REQUIRED TASK >> The records below should be written out again, exactly.

Records from a collection >>
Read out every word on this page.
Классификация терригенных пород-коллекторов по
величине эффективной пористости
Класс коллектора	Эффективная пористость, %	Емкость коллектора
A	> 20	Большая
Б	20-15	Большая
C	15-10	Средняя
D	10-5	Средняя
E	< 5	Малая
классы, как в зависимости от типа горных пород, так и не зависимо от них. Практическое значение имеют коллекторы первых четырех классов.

SOLUTION TO THIS EXERCISE >>
Read out every word on this page.
Классификация терригенных пород-коллекторов по
величине эффективной пористости
Класс коллектора	Эффективная пористость, %	Емкость коллектора
A	> 20	Большая
Б	20-15	Большая
C	15-10	Средняя
D	10-5	Средняя
E	< 5	Малая
классы, как в зависимости от типа горных пород, так и не зависимо от них. Практическое значение имеют коллекторы первых четырех классов.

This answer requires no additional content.